__WHAT YOU HAVE TO DO__
Quote, verbatim, all material below, without pictures.

Data records:
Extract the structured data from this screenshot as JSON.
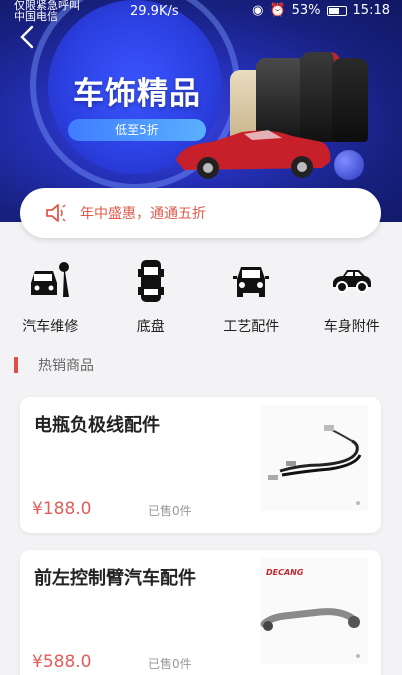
{
  "status_bar": {
    "carrier_line1": "仅限紧急呼叫",
    "carrier_line2": "中国电信",
    "network_speed": "29.9K/s",
    "battery": "53%",
    "time": "15:18"
  },
  "banner": {
    "title": "车饰精品",
    "subtitle": "低至5折"
  },
  "notice": {
    "text": "年中盛惠，通通五折"
  },
  "categories": [
    {
      "label": "汽车维修",
      "icon": "car-repair-icon"
    },
    {
      "label": "底盘",
      "icon": "chassis-icon"
    },
    {
      "label": "工艺配件",
      "icon": "car-front-icon"
    },
    {
      "label": "车身附件",
      "icon": "car-side-icon"
    }
  ],
  "section": {
    "title": "热销商品"
  },
  "products": [
    {
      "name": "电瓶负极线配件",
      "price": "¥188.0",
      "sold": "已售0件",
      "image": "battery-cable-image"
    },
    {
      "name": "前左控制臂汽车配件",
      "price": "¥588.0",
      "sold": "已售0件",
      "image": "control-arm-image",
      "brand": "DECANG"
    }
  ],
  "colors": {
    "accent": "#e45b5b",
    "banner_blue": "#2530b8"
  }
}
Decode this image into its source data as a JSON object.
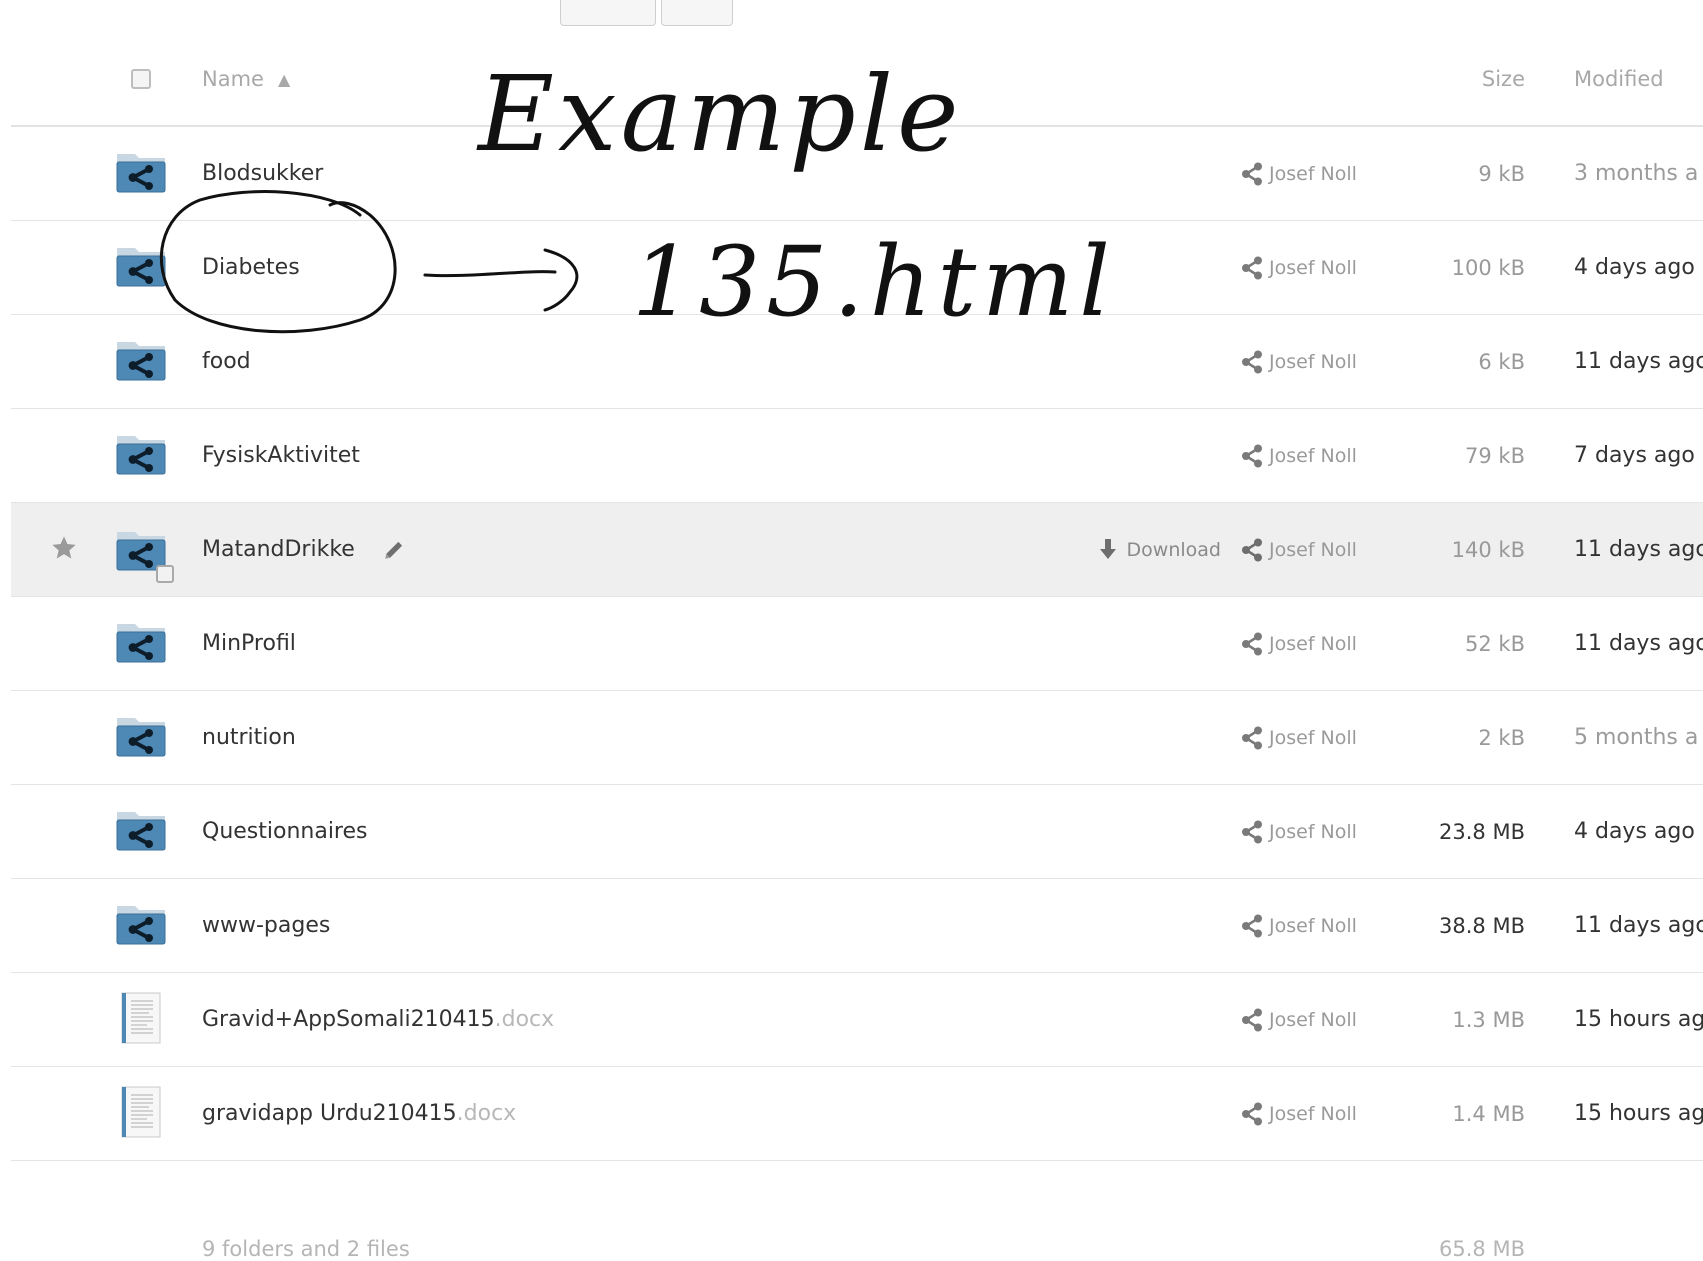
{
  "header": {
    "name_label": "Name",
    "size_label": "Size",
    "modified_label": "Modified"
  },
  "owner_name": "Josef Noll",
  "download_label": "Download",
  "rows": [
    {
      "name": "Blodsukker",
      "ext": "",
      "type": "shared-folder",
      "size": "9 kB",
      "modified": "3 months a"
    },
    {
      "name": "Diabetes",
      "ext": "",
      "type": "shared-folder",
      "size": "100 kB",
      "modified": "4 days ago"
    },
    {
      "name": "food",
      "ext": "",
      "type": "shared-folder",
      "size": "6 kB",
      "modified": "11 days agc"
    },
    {
      "name": "FysiskAktivitet",
      "ext": "",
      "type": "shared-folder",
      "size": "79 kB",
      "modified": "7 days ago"
    },
    {
      "name": "MatandDrikke",
      "ext": "",
      "type": "shared-folder",
      "size": "140 kB",
      "modified": "11 days agc"
    },
    {
      "name": "MinProfil",
      "ext": "",
      "type": "shared-folder",
      "size": "52 kB",
      "modified": "11 days agc"
    },
    {
      "name": "nutrition",
      "ext": "",
      "type": "shared-folder",
      "size": "2 kB",
      "modified": "5 months a"
    },
    {
      "name": "Questionnaires",
      "ext": "",
      "type": "shared-folder",
      "size": "23.8 MB",
      "modified": "4 days ago"
    },
    {
      "name": "www-pages",
      "ext": "",
      "type": "shared-folder",
      "size": "38.8 MB",
      "modified": "11 days agc"
    },
    {
      "name": "Gravid+AppSomali210415",
      "ext": ".docx",
      "type": "document",
      "size": "1.3 MB",
      "modified": "15 hours ag"
    },
    {
      "name": "gravidapp Urdu210415",
      "ext": ".docx",
      "type": "document",
      "size": "1.4 MB",
      "modified": "15 hours ag"
    }
  ],
  "summary": {
    "label": "9 folders and 2 files",
    "total_size": "65.8 MB"
  },
  "annotation": {
    "title": "Example",
    "target": "135.html"
  },
  "colors": {
    "folder": "#4e89b6",
    "highlight_row": "#efefef",
    "ink": "#111111"
  }
}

__COMPLETED EXERCISE__
Extract the structured data from this screenshot as JSON.
{
  "status_bar": {
    "carrier_line1": "仅限紧急呼叫",
    "carrier_line2": "中国电信",
    "network_speed": "29.9K/s",
    "battery": "53%",
    "time": "15:18"
  },
  "banner": {
    "title": "车饰精品",
    "subtitle": "低至5折"
  },
  "notice": {
    "text": "年中盛惠，通通五折"
  },
  "categories": [
    {
      "label": "汽车维修",
      "icon": "car-repair-icon"
    },
    {
      "label": "底盘",
      "icon": "chassis-icon"
    },
    {
      "label": "工艺配件",
      "icon": "car-front-icon"
    },
    {
      "label": "车身附件",
      "icon": "car-side-icon"
    }
  ],
  "section": {
    "title": "热销商品"
  },
  "products": [
    {
      "name": "电瓶负极线配件",
      "price": "¥188.0",
      "sold": "已售0件",
      "image": "battery-cable-image"
    },
    {
      "name": "前左控制臂汽车配件",
      "price": "¥588.0",
      "sold": "已售0件",
      "image": "control-arm-image",
      "brand": "DECANG"
    }
  ],
  "colors": {
    "accent": "#e45b5b",
    "banner_blue": "#2530b8"
  }
}
Decode this image into its source data as a JSON object.
{
  "header": {
    "name_label": "Name",
    "size_label": "Size",
    "modified_label": "Modified"
  },
  "owner_name": "Josef Noll",
  "download_label": "Download",
  "rows": [
    {
      "name": "Blodsukker",
      "ext": "",
      "type": "shared-folder",
      "size": "9 kB",
      "modified": "3 months a"
    },
    {
      "name": "Diabetes",
      "ext": "",
      "type": "shared-folder",
      "size": "100 kB",
      "modified": "4 days ago"
    },
    {
      "name": "food",
      "ext": "",
      "type": "shared-folder",
      "size": "6 kB",
      "modified": "11 days agc"
    },
    {
      "name": "FysiskAktivitet",
      "ext": "",
      "type": "shared-folder",
      "size": "79 kB",
      "modified": "7 days ago"
    },
    {
      "name": "MatandDrikke",
      "ext": "",
      "type": "shared-folder",
      "size": "140 kB",
      "modified": "11 days agc"
    },
    {
      "name": "MinProfil",
      "ext": "",
      "type": "shared-folder",
      "size": "52 kB",
      "modified": "11 days agc"
    },
    {
      "name": "nutrition",
      "ext": "",
      "type": "shared-folder",
      "size": "2 kB",
      "modified": "5 months a"
    },
    {
      "name": "Questionnaires",
      "ext": "",
      "type": "shared-folder",
      "size": "23.8 MB",
      "modified": "4 days ago"
    },
    {
      "name": "www-pages",
      "ext": "",
      "type": "shared-folder",
      "size": "38.8 MB",
      "modified": "11 days agc"
    },
    {
      "name": "Gravid+AppSomali210415",
      "ext": ".docx",
      "type": "document",
      "size": "1.3 MB",
      "modified": "15 hours ag"
    },
    {
      "name": "gravidapp Urdu210415",
      "ext": ".docx",
      "type": "document",
      "size": "1.4 MB",
      "modified": "15 hours ag"
    }
  ],
  "summary": {
    "label": "9 folders and 2 files",
    "total_size": "65.8 MB"
  },
  "annotation": {
    "title": "Example",
    "target": "135.html"
  },
  "colors": {
    "folder": "#4e89b6",
    "highlight_row": "#efefef",
    "ink": "#111111"
  }
}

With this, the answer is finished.